**GOAL**
Transcribe the listing that follows in full, omitting pictures.

**DATA**
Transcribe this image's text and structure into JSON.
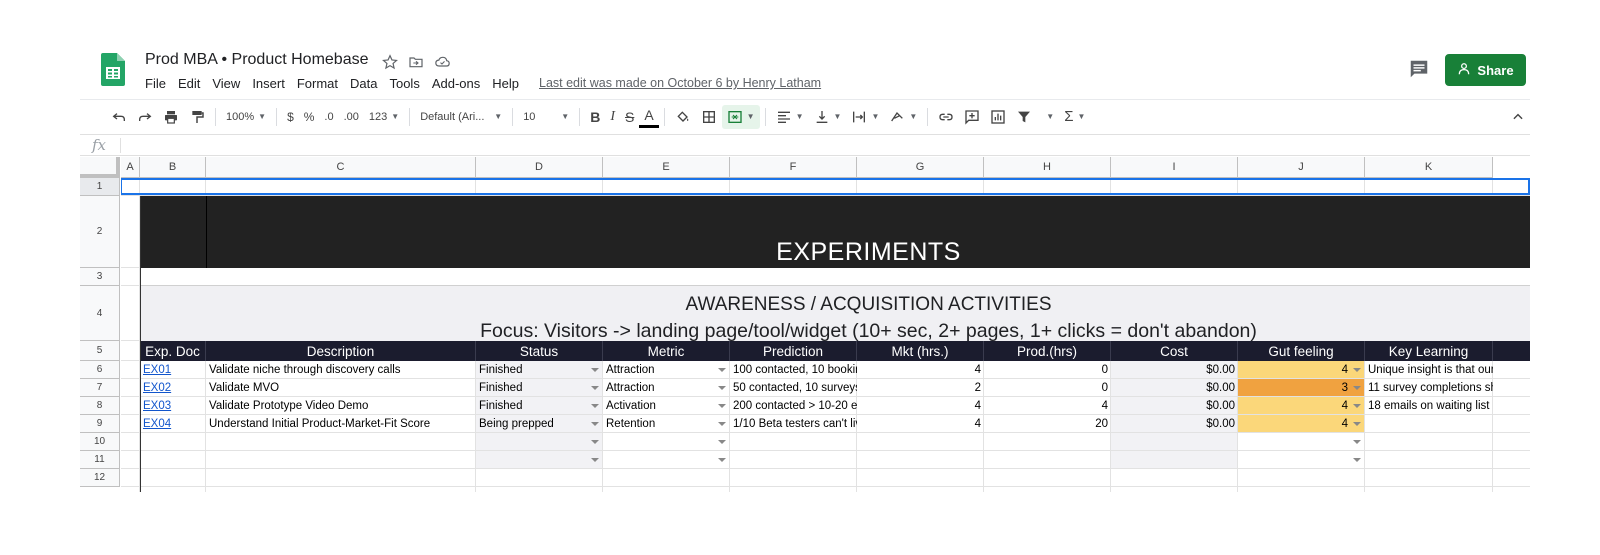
{
  "app": {
    "doc_title": "Prod MBA • Product Homebase",
    "share_label": "Share",
    "last_edit": "Last edit was made on October 6 by Henry Latham"
  },
  "menu": [
    "File",
    "Edit",
    "View",
    "Insert",
    "Format",
    "Data",
    "Tools",
    "Add-ons",
    "Help"
  ],
  "toolbar": {
    "zoom": "100%",
    "currency": "$",
    "percent": "%",
    "dec_decrease": ".0",
    "dec_increase": ".00",
    "more_formats": "123",
    "font": "Default (Ari...",
    "font_size": "10",
    "bold": "B",
    "italic": "I",
    "strike": "S",
    "text_color": "A"
  },
  "formula_bar": {
    "fx": "fx",
    "value": ""
  },
  "columns": [
    "A",
    "B",
    "C",
    "D",
    "E",
    "F",
    "G",
    "H",
    "I",
    "J",
    "K"
  ],
  "rows": [
    "1",
    "2",
    "3",
    "4",
    "5",
    "6",
    "7",
    "8",
    "9",
    "10",
    "11",
    "12"
  ],
  "sheet": {
    "title": "EXPERIMENTS",
    "section_title": "AWARENESS / ACQUISITION ACTIVITIES",
    "focus": "Focus: Visitors -> landing page/tool/widget  (10+ sec, 2+ pages, 1+ clicks = don't abandon)",
    "headers": [
      "Exp. Doc",
      "Description",
      "Status",
      "Metric",
      "Prediction",
      "Mkt (hrs.)",
      "Prod.(hrs)",
      "Cost",
      "Gut feeling",
      "Key Learning"
    ],
    "rows": [
      {
        "doc": "EX01",
        "desc": "Validate niche through discovery calls",
        "status": "Finished",
        "metric": "Attraction",
        "prediction": "100 contacted, 10 bookin",
        "mkt": "4",
        "prod": "0",
        "cost": "$0.00",
        "gut": "4",
        "learning": "Unique insight is that our"
      },
      {
        "doc": "EX02",
        "desc": "Validate MVO",
        "status": "Finished",
        "metric": "Attraction",
        "prediction": "50 contacted, 10 surveys",
        "mkt": "2",
        "prod": "0",
        "cost": "$0.00",
        "gut": "3",
        "learning": "11 survey completions sh"
      },
      {
        "doc": "EX03",
        "desc": "Validate Prototype Video Demo",
        "status": "Finished",
        "metric": "Activation",
        "prediction": "200 contacted > 10-20 er",
        "mkt": "4",
        "prod": "4",
        "cost": "$0.00",
        "gut": "4",
        "learning": "18 emails on waiting list a"
      },
      {
        "doc": "EX04",
        "desc": "Understand Initial Product-Market-Fit Score",
        "status": "Being prepped",
        "metric": "Retention",
        "prediction": "1/10 Beta testers can't liv",
        "mkt": "4",
        "prod": "20",
        "cost": "$0.00",
        "gut": "4",
        "learning": ""
      }
    ]
  },
  "colors": {
    "dark_band": "#222222",
    "header_row": "#1b1c2e",
    "gut_light": "#fbd77a",
    "gut_dark": "#f0a240",
    "share_green": "#188038",
    "selection": "#1a73e8"
  }
}
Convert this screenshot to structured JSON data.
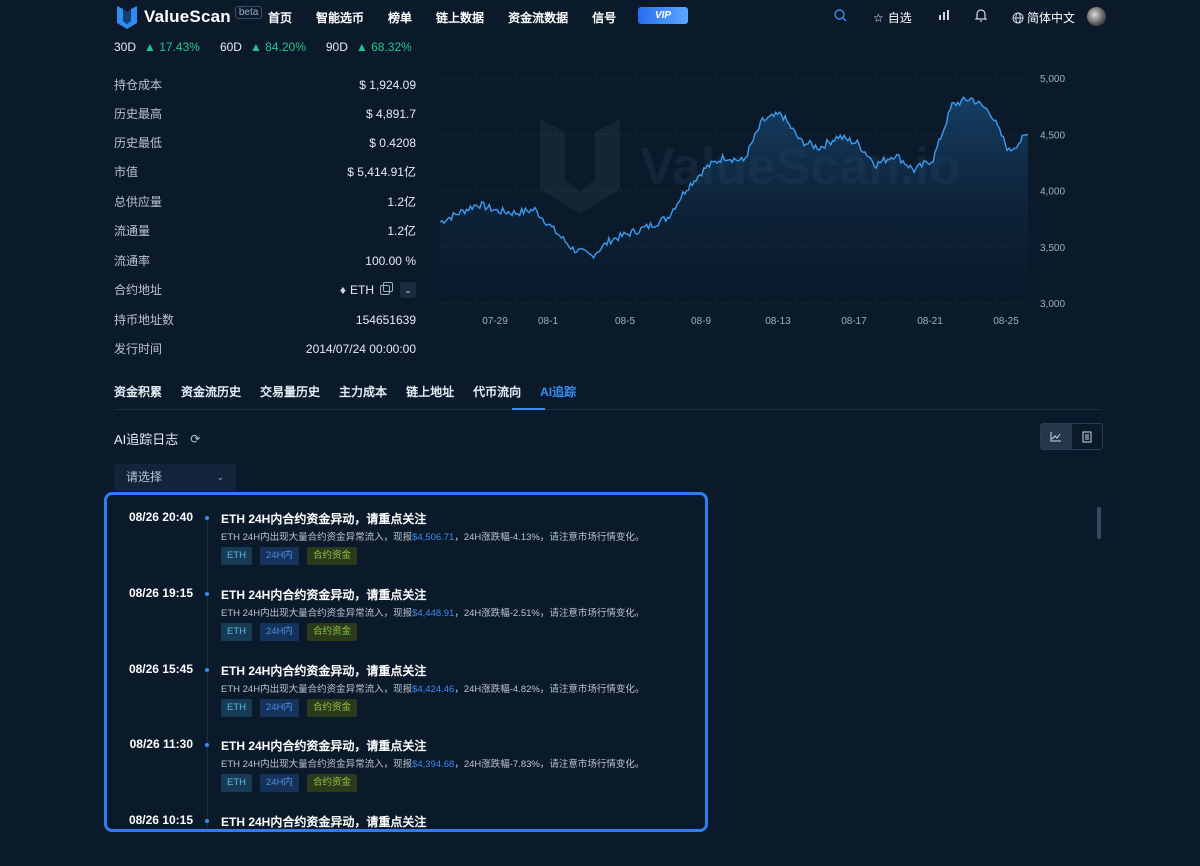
{
  "nav": {
    "brand": "ValueScan",
    "beta": "beta",
    "links": [
      "首页",
      "智能选币",
      "榜单",
      "链上数据",
      "资金流数据",
      "信号"
    ],
    "vip": "VIP",
    "watchlist": "自选",
    "language": "简体中文"
  },
  "perf": [
    {
      "label": "30D",
      "value": "17.43%"
    },
    {
      "label": "60D",
      "value": "84.20%"
    },
    {
      "label": "90D",
      "value": "68.32%"
    }
  ],
  "stats": [
    {
      "key": "持仓成本",
      "value": "$ 1,924.09"
    },
    {
      "key": "历史最高",
      "value": "$ 4,891.7"
    },
    {
      "key": "历史最低",
      "value": "$ 0.4208"
    },
    {
      "key": "市值",
      "value": "$ 5,414.91亿"
    },
    {
      "key": "总供应量",
      "value": "1.2亿"
    },
    {
      "key": "流通量",
      "value": "1.2亿"
    },
    {
      "key": "流通率",
      "value": "100.00 %"
    },
    {
      "key": "合约地址",
      "value": "ETH"
    },
    {
      "key": "持币地址数",
      "value": "154651639"
    },
    {
      "key": "发行时间",
      "value": "2014/07/24 00:00:00"
    }
  ],
  "chart_data": {
    "type": "area",
    "title": "",
    "watermark": "ValueScan.io",
    "x_ticks": [
      "07-29",
      "08-1",
      "08-5",
      "08-9",
      "08-13",
      "08-17",
      "08-21",
      "08-25"
    ],
    "y_ticks": [
      "5,000",
      "4,500",
      "4,000",
      "3,500",
      "3,000"
    ],
    "ylim": [
      3000,
      5000
    ],
    "x": [
      "07-26",
      "07-27",
      "07-28",
      "07-29",
      "07-30",
      "07-31",
      "08-01",
      "08-02",
      "08-03",
      "08-04",
      "08-05",
      "08-06",
      "08-07",
      "08-08",
      "08-09",
      "08-10",
      "08-11",
      "08-12",
      "08-13",
      "08-14",
      "08-15",
      "08-16",
      "08-17",
      "08-18",
      "08-19",
      "08-20",
      "08-21",
      "08-22",
      "08-23",
      "08-24",
      "08-25",
      "08-26"
    ],
    "values": [
      3720,
      3800,
      3880,
      3820,
      3800,
      3830,
      3650,
      3480,
      3420,
      3560,
      3620,
      3680,
      3760,
      4020,
      4200,
      4300,
      4260,
      4620,
      4680,
      4440,
      4380,
      4480,
      4420,
      4230,
      4320,
      4180,
      4280,
      4760,
      4820,
      4700,
      4350,
      4500
    ],
    "line_color": "#3c9bf0",
    "grid": true
  },
  "tabs": [
    "资金积累",
    "资金流历史",
    "交易量历史",
    "主力成本",
    "链上地址",
    "代币流向",
    "AI追踪"
  ],
  "active_tab": "AI追踪",
  "section_title": "AI追踪日志",
  "select_placeholder": "请选择",
  "log": [
    {
      "time": "08/26 20:40",
      "title": "ETH 24H内合约资金异动，请重点关注",
      "desc_pre": "ETH 24H内出现大量合约资金异常流入，现报",
      "price": "$4,506.71",
      "desc_post": "，24H涨跌幅-4.13%，请注意市场行情变化。",
      "tags": [
        "ETH",
        "24H内",
        "合约资金"
      ]
    },
    {
      "time": "08/26 19:15",
      "title": "ETH 24H内合约资金异动，请重点关注",
      "desc_pre": "ETH 24H内出现大量合约资金异常流入，现报",
      "price": "$4,448.91",
      "desc_post": "，24H涨跌幅-2.51%，请注意市场行情变化。",
      "tags": [
        "ETH",
        "24H内",
        "合约资金"
      ]
    },
    {
      "time": "08/26 15:45",
      "title": "ETH 24H内合约资金异动，请重点关注",
      "desc_pre": "ETH 24H内出现大量合约资金异常流入，现报",
      "price": "$4,424.46",
      "desc_post": "，24H涨跌幅-4.82%，请注意市场行情变化。",
      "tags": [
        "ETH",
        "24H内",
        "合约资金"
      ]
    },
    {
      "time": "08/26 11:30",
      "title": "ETH 24H内合约资金异动，请重点关注",
      "desc_pre": "ETH 24H内出现大量合约资金异常流入，现报",
      "price": "$4,394.68",
      "desc_post": "，24H涨跌幅-7.83%，请注意市场行情变化。",
      "tags": [
        "ETH",
        "24H内",
        "合约资金"
      ]
    },
    {
      "time": "08/26 10:15",
      "title": "ETH 24H内合约资金异动，请重点关注"
    }
  ]
}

**ANSWER TO THIS TASK**
Transcribe this image's text and structure into JSON.
{
  "app": {
    "doc_title": "Prod MBA • Product Homebase",
    "share_label": "Share",
    "last_edit": "Last edit was made on October 6 by Henry Latham"
  },
  "menu": [
    "File",
    "Edit",
    "View",
    "Insert",
    "Format",
    "Data",
    "Tools",
    "Add-ons",
    "Help"
  ],
  "toolbar": {
    "zoom": "100%",
    "currency": "$",
    "percent": "%",
    "dec_decrease": ".0",
    "dec_increase": ".00",
    "more_formats": "123",
    "font": "Default (Ari...",
    "font_size": "10",
    "bold": "B",
    "italic": "I",
    "strike": "S",
    "text_color": "A"
  },
  "formula_bar": {
    "fx": "fx",
    "value": ""
  },
  "columns": [
    "A",
    "B",
    "C",
    "D",
    "E",
    "F",
    "G",
    "H",
    "I",
    "J",
    "K"
  ],
  "rows": [
    "1",
    "2",
    "3",
    "4",
    "5",
    "6",
    "7",
    "8",
    "9",
    "10",
    "11",
    "12"
  ],
  "sheet": {
    "title": "EXPERIMENTS",
    "section_title": "AWARENESS / ACQUISITION ACTIVITIES",
    "focus": "Focus: Visitors -> landing page/tool/widget  (10+ sec, 2+ pages, 1+ clicks = don't abandon)",
    "headers": [
      "Exp. Doc",
      "Description",
      "Status",
      "Metric",
      "Prediction",
      "Mkt (hrs.)",
      "Prod.(hrs)",
      "Cost",
      "Gut feeling",
      "Key Learning"
    ],
    "rows": [
      {
        "doc": "EX01",
        "desc": "Validate niche through discovery calls",
        "status": "Finished",
        "metric": "Attraction",
        "prediction": "100 contacted, 10 bookin",
        "mkt": "4",
        "prod": "0",
        "cost": "$0.00",
        "gut": "4",
        "learning": "Unique insight is that our"
      },
      {
        "doc": "EX02",
        "desc": "Validate MVO",
        "status": "Finished",
        "metric": "Attraction",
        "prediction": "50 contacted, 10 surveys",
        "mkt": "2",
        "prod": "0",
        "cost": "$0.00",
        "gut": "3",
        "learning": "11 survey completions sh"
      },
      {
        "doc": "EX03",
        "desc": "Validate Prototype Video Demo",
        "status": "Finished",
        "metric": "Activation",
        "prediction": "200 contacted > 10-20 er",
        "mkt": "4",
        "prod": "4",
        "cost": "$0.00",
        "gut": "4",
        "learning": "18 emails on waiting list a"
      },
      {
        "doc": "EX04",
        "desc": "Understand Initial Product-Market-Fit Score",
        "status": "Being prepped",
        "metric": "Retention",
        "prediction": "1/10 Beta testers can't liv",
        "mkt": "4",
        "prod": "20",
        "cost": "$0.00",
        "gut": "4",
        "learning": ""
      }
    ]
  },
  "colors": {
    "dark_band": "#222222",
    "header_row": "#1b1c2e",
    "gut_light": "#fbd77a",
    "gut_dark": "#f0a240",
    "share_green": "#188038",
    "selection": "#1a73e8"
  }
}
Convert this screenshot to structured JSON data.
{
  "nav": {
    "brand": "ValueScan",
    "beta": "beta",
    "links": [
      "首页",
      "智能选币",
      "榜单",
      "链上数据",
      "资金流数据",
      "信号"
    ],
    "vip": "VIP",
    "watchlist": "自选",
    "language": "简体中文"
  },
  "perf": [
    {
      "label": "30D",
      "value": "17.43%"
    },
    {
      "label": "60D",
      "value": "84.20%"
    },
    {
      "label": "90D",
      "value": "68.32%"
    }
  ],
  "stats": [
    {
      "key": "持仓成本",
      "value": "$ 1,924.09"
    },
    {
      "key": "历史最高",
      "value": "$ 4,891.7"
    },
    {
      "key": "历史最低",
      "value": "$ 0.4208"
    },
    {
      "key": "市值",
      "value": "$ 5,414.91亿"
    },
    {
      "key": "总供应量",
      "value": "1.2亿"
    },
    {
      "key": "流通量",
      "value": "1.2亿"
    },
    {
      "key": "流通率",
      "value": "100.00 %"
    },
    {
      "key": "合约地址",
      "value": "ETH"
    },
    {
      "key": "持币地址数",
      "value": "154651639"
    },
    {
      "key": "发行时间",
      "value": "2014/07/24 00:00:00"
    }
  ],
  "chart_data": {
    "type": "area",
    "title": "",
    "watermark": "ValueScan.io",
    "x_ticks": [
      "07-29",
      "08-1",
      "08-5",
      "08-9",
      "08-13",
      "08-17",
      "08-21",
      "08-25"
    ],
    "y_ticks": [
      "5,000",
      "4,500",
      "4,000",
      "3,500",
      "3,000"
    ],
    "ylim": [
      3000,
      5000
    ],
    "x": [
      "07-26",
      "07-27",
      "07-28",
      "07-29",
      "07-30",
      "07-31",
      "08-01",
      "08-02",
      "08-03",
      "08-04",
      "08-05",
      "08-06",
      "08-07",
      "08-08",
      "08-09",
      "08-10",
      "08-11",
      "08-12",
      "08-13",
      "08-14",
      "08-15",
      "08-16",
      "08-17",
      "08-18",
      "08-19",
      "08-20",
      "08-21",
      "08-22",
      "08-23",
      "08-24",
      "08-25",
      "08-26"
    ],
    "values": [
      3720,
      3800,
      3880,
      3820,
      3800,
      3830,
      3650,
      3480,
      3420,
      3560,
      3620,
      3680,
      3760,
      4020,
      4200,
      4300,
      4260,
      4620,
      4680,
      4440,
      4380,
      4480,
      4420,
      4230,
      4320,
      4180,
      4280,
      4760,
      4820,
      4700,
      4350,
      4500
    ],
    "line_color": "#3c9bf0",
    "grid": true
  },
  "tabs": [
    "资金积累",
    "资金流历史",
    "交易量历史",
    "主力成本",
    "链上地址",
    "代币流向",
    "AI追踪"
  ],
  "active_tab": "AI追踪",
  "section_title": "AI追踪日志",
  "select_placeholder": "请选择",
  "log": [
    {
      "time": "08/26 20:40",
      "title": "ETH 24H内合约资金异动，请重点关注",
      "desc_pre": "ETH 24H内出现大量合约资金异常流入，现报",
      "price": "$4,506.71",
      "desc_post": "，24H涨跌幅-4.13%，请注意市场行情变化。",
      "tags": [
        "ETH",
        "24H内",
        "合约资金"
      ]
    },
    {
      "time": "08/26 19:15",
      "title": "ETH 24H内合约资金异动，请重点关注",
      "desc_pre": "ETH 24H内出现大量合约资金异常流入，现报",
      "price": "$4,448.91",
      "desc_post": "，24H涨跌幅-2.51%，请注意市场行情变化。",
      "tags": [
        "ETH",
        "24H内",
        "合约资金"
      ]
    },
    {
      "time": "08/26 15:45",
      "title": "ETH 24H内合约资金异动，请重点关注",
      "desc_pre": "ETH 24H内出现大量合约资金异常流入，现报",
      "price": "$4,424.46",
      "desc_post": "，24H涨跌幅-4.82%，请注意市场行情变化。",
      "tags": [
        "ETH",
        "24H内",
        "合约资金"
      ]
    },
    {
      "time": "08/26 11:30",
      "title": "ETH 24H内合约资金异动，请重点关注",
      "desc_pre": "ETH 24H内出现大量合约资金异常流入，现报",
      "price": "$4,394.68",
      "desc_post": "，24H涨跌幅-7.83%，请注意市场行情变化。",
      "tags": [
        "ETH",
        "24H内",
        "合约资金"
      ]
    },
    {
      "time": "08/26 10:15",
      "title": "ETH 24H内合约资金异动，请重点关注"
    }
  ]
}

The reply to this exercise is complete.